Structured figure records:

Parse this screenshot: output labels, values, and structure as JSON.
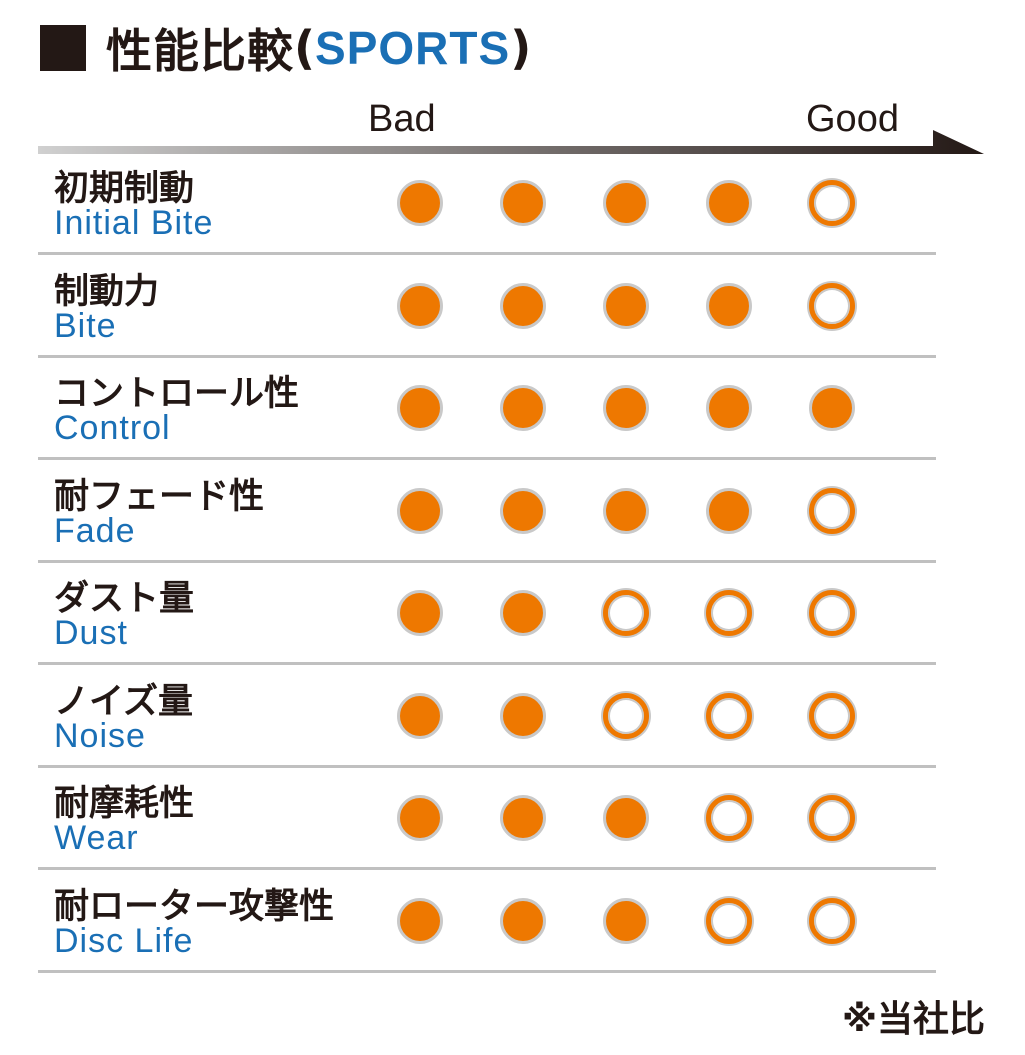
{
  "header": {
    "title_jp": "性能比較",
    "paren_open": "(",
    "title_en": "SPORTS",
    "paren_close": ")"
  },
  "scale": {
    "bad": "Bad",
    "good": "Good"
  },
  "colors": {
    "filled": "#ee7800",
    "label_en": "#1a6fb5",
    "text": "#231815",
    "divider": "#c0c0c0"
  },
  "chart_data": {
    "type": "table",
    "title": "性能比較(SPORTS)",
    "scale_min_label": "Bad",
    "scale_max_label": "Good",
    "max_score": 5,
    "rows": [
      {
        "jp": "初期制動",
        "en": "Initial Bite",
        "score": 4
      },
      {
        "jp": "制動力",
        "en": "Bite",
        "score": 4
      },
      {
        "jp": "コントロール性",
        "en": "Control",
        "score": 5
      },
      {
        "jp": "耐フェード性",
        "en": "Fade",
        "score": 4
      },
      {
        "jp": "ダスト量",
        "en": "Dust",
        "score": 2
      },
      {
        "jp": "ノイズ量",
        "en": "Noise",
        "score": 2
      },
      {
        "jp": "耐摩耗性",
        "en": "Wear",
        "score": 3
      },
      {
        "jp": "耐ローター攻撃性",
        "en": "Disc Life",
        "score": 3
      }
    ]
  },
  "footnote": "※当社比"
}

WHAT THE EXERCISE ASKS: Write out all the entries again, word for word, and print no images.

EXPECTED OUTPUT:
Parse this screenshot: output labels, values, and structure as JSON.
{
  "header": {
    "title_jp": "性能比較",
    "paren_open": "(",
    "title_en": "SPORTS",
    "paren_close": ")"
  },
  "scale": {
    "bad": "Bad",
    "good": "Good"
  },
  "colors": {
    "filled": "#ee7800",
    "label_en": "#1a6fb5",
    "text": "#231815",
    "divider": "#c0c0c0"
  },
  "chart_data": {
    "type": "table",
    "title": "性能比較(SPORTS)",
    "scale_min_label": "Bad",
    "scale_max_label": "Good",
    "max_score": 5,
    "rows": [
      {
        "jp": "初期制動",
        "en": "Initial Bite",
        "score": 4
      },
      {
        "jp": "制動力",
        "en": "Bite",
        "score": 4
      },
      {
        "jp": "コントロール性",
        "en": "Control",
        "score": 5
      },
      {
        "jp": "耐フェード性",
        "en": "Fade",
        "score": 4
      },
      {
        "jp": "ダスト量",
        "en": "Dust",
        "score": 2
      },
      {
        "jp": "ノイズ量",
        "en": "Noise",
        "score": 2
      },
      {
        "jp": "耐摩耗性",
        "en": "Wear",
        "score": 3
      },
      {
        "jp": "耐ローター攻撃性",
        "en": "Disc Life",
        "score": 3
      }
    ]
  },
  "footnote": "※当社比"
}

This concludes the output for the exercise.